Excerpt to read:
□ □ □ □

When you restore some data from Glacier Deep Archive you have to take into account the following costs:

  • Data retrievals from S3 Glacier Deep Archive
    • $0.02 per GB
  • S3 Standard General purpose storage - to store restored data temporary
    • First 50 TB / Month - $0.023 per GB
  • Data Transfer OUT From Amazon S3 To Internet
    • Up to 1 GB / Month - $0.00 per GB
    • Next 9.999 TB / Month - $0.09 per GB

It means if you want:

  • to restore 10GB of data and store them for 1 week in S3 you will pay $1.063 (excluded tax):
    • $0,2 for 10GB of data retrievals from Glacier Deep Archive
    • $0.053 for storing 10GB of data in S3 for 7 days
    • $0.81 for 9GB of data transferring from S3 to you
  • to restore 100GB of data and store them for one month in S3 you will pay $13.21 (excluded tax):
    • $2 for 100GB of data retrievals from Glacier Deep Archive
    • $2.3 for storing 100GB of data in S3 for 1 month
    • $8.91 for 99GB of data transferring from S3 to you

I would say it’s really good price for assurance and ability to restore really important for you data.

□ □ □ □

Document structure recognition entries
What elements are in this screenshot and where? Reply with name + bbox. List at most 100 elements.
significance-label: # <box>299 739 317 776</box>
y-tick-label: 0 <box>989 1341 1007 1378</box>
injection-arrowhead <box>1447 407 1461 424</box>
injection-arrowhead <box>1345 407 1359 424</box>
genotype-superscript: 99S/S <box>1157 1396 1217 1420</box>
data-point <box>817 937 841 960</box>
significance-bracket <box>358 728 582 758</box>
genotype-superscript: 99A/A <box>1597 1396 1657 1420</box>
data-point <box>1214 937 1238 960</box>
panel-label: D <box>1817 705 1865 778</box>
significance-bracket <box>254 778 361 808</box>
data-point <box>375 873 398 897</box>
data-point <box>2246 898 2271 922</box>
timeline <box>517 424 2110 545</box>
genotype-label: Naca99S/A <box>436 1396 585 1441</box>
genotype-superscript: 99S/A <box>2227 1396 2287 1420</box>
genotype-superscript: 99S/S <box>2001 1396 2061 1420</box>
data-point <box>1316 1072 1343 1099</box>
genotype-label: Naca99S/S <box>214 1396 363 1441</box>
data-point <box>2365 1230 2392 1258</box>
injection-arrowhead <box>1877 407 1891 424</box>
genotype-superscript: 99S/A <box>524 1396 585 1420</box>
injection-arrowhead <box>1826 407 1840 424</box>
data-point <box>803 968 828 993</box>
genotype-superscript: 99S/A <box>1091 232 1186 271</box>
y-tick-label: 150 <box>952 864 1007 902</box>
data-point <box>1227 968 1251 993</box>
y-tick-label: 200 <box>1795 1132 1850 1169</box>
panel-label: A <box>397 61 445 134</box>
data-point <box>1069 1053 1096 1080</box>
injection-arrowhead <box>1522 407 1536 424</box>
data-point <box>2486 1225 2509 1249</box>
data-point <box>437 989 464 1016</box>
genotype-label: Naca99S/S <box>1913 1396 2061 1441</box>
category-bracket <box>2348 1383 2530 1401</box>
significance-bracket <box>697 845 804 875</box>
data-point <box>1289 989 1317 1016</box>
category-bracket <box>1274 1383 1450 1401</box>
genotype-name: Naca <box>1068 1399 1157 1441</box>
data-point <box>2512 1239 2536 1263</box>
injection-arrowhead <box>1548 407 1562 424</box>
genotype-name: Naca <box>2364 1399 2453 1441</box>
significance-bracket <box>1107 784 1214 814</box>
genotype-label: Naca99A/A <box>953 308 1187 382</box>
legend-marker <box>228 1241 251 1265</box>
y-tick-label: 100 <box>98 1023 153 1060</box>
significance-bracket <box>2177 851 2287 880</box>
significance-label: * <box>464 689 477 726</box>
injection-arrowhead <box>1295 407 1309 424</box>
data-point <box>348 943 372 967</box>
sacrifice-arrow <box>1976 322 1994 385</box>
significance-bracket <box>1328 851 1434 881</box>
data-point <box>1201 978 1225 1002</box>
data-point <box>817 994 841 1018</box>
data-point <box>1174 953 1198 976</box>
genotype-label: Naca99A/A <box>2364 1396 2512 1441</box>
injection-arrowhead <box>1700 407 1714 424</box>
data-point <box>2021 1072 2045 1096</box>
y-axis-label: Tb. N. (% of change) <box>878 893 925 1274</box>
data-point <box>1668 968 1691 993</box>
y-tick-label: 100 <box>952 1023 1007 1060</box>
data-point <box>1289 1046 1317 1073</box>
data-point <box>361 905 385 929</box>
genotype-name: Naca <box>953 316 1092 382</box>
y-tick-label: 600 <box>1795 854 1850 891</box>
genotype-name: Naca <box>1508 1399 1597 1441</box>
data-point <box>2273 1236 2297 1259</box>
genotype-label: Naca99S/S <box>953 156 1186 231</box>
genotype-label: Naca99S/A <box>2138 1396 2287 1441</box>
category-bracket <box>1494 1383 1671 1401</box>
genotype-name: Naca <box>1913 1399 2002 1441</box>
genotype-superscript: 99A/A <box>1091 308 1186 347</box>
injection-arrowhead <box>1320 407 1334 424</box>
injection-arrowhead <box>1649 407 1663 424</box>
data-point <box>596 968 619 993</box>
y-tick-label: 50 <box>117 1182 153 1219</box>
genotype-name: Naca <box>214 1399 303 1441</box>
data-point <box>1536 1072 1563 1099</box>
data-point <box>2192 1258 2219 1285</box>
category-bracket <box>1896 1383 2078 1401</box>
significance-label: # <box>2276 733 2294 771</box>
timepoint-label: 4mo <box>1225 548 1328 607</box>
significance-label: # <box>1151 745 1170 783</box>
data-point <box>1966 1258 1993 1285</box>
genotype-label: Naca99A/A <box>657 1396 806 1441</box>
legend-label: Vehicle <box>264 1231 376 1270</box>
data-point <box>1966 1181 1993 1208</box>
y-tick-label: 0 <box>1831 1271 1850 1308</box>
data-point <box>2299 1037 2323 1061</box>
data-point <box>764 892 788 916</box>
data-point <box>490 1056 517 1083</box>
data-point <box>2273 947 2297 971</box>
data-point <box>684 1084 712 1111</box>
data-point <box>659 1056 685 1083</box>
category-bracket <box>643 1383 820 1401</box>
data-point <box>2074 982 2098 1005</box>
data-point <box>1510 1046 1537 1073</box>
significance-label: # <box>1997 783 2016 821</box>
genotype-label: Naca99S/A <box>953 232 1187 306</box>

□ □ □ □

Tasks to perform:
#1 In the Glacier restore cost excerpt, what is the price per GB for data retrievals from S3 Glacier Deep Archive?
#2 Rewrite the Glacier restore cost excerpt from "It means if" up to and including "for you data.", swapping every "Glacier Deep Archive" for "the archive tier".

Exercise results:
#1 $0.02 per GB.

#2
It means if you want:

  • to restore 10GB of data and store them for 1 week in S3 you will pay $1.063 (excluded tax):
    • $0,2 for 10GB of data retrievals from the archive tier
    • $0.053 for storing 10GB of data in S3 for 7 days
    • $0.81 for 9GB of data transferring from S3 to you
  • to restore 100GB of data and store them for one month in S3 you will pay $13.21 (excluded tax):
    • $2 for 100GB of data retrievals from the archive tier
    • $2.3 for storing 100GB of data in S3 for 1 month
    • $8.91 for 99GB of data transferring from S3 to you

I would say it’s really good price for assurance and ability to restore really important for you data.